Stored records:
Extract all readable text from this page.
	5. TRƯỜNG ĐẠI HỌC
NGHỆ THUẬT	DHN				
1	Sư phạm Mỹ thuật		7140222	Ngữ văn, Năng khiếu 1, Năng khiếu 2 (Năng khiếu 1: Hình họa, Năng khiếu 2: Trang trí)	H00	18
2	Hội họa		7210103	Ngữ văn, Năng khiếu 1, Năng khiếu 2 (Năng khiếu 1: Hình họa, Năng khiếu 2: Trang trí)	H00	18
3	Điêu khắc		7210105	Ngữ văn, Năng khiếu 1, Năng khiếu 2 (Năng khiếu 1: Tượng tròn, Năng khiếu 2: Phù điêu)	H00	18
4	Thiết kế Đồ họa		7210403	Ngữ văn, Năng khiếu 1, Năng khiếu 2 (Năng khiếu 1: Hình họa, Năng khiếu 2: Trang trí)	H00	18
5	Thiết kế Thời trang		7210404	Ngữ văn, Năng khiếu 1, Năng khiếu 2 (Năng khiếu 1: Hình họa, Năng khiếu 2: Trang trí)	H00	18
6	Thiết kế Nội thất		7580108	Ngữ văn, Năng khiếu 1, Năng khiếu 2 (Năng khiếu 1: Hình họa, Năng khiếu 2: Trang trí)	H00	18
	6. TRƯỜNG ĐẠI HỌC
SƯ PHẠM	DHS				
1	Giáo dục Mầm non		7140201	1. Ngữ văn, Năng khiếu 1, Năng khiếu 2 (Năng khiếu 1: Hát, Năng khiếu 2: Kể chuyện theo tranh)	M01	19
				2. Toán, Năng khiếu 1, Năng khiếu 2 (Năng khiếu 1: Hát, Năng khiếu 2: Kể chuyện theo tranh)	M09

*What you will do:* From the data above, extract every line in its exact form.

*Task result:*
Extract all readable text from this page.
	5. TRƯỜNG ĐẠI HỌC
NGHỆ THUẬT	DHN				
1	Sư phạm Mỹ thuật		7140222	Ngữ văn, Năng khiếu 1, Năng khiếu 2 (Năng khiếu 1: Hình họa, Năng khiếu 2: Trang trí)	H00	18
2	Hội họa		7210103	Ngữ văn, Năng khiếu 1, Năng khiếu 2 (Năng khiếu 1: Hình họa, Năng khiếu 2: Trang trí)	H00	18
3	Điêu khắc		7210105	Ngữ văn, Năng khiếu 1, Năng khiếu 2 (Năng khiếu 1: Tượng tròn, Năng khiếu 2: Phù điêu)	H00	18
4	Thiết kế Đồ họa		7210403	Ngữ văn, Năng khiếu 1, Năng khiếu 2 (Năng khiếu 1: Hình họa, Năng khiếu 2: Trang trí)	H00	18
5	Thiết kế Thời trang		7210404	Ngữ văn, Năng khiếu 1, Năng khiếu 2 (Năng khiếu 1: Hình họa, Năng khiếu 2: Trang trí)	H00	18
6	Thiết kế Nội thất		7580108	Ngữ văn, Năng khiếu 1, Năng khiếu 2 (Năng khiếu 1: Hình họa, Năng khiếu 2: Trang trí)	H00	18
	6. TRƯỜNG ĐẠI HỌC
SƯ PHẠM	DHS				
1	Giáo dục Mầm non		7140201	1. Ngữ văn, Năng khiếu 1, Năng khiếu 2 (Năng khiếu 1: Hát, Năng khiếu 2: Kể chuyện theo tranh)	M01	19
				2. Toán, Năng khiếu 1, Năng khiếu 2 (Năng khiếu 1: Hát, Năng khiếu 2: Kể chuyện theo tranh)	M09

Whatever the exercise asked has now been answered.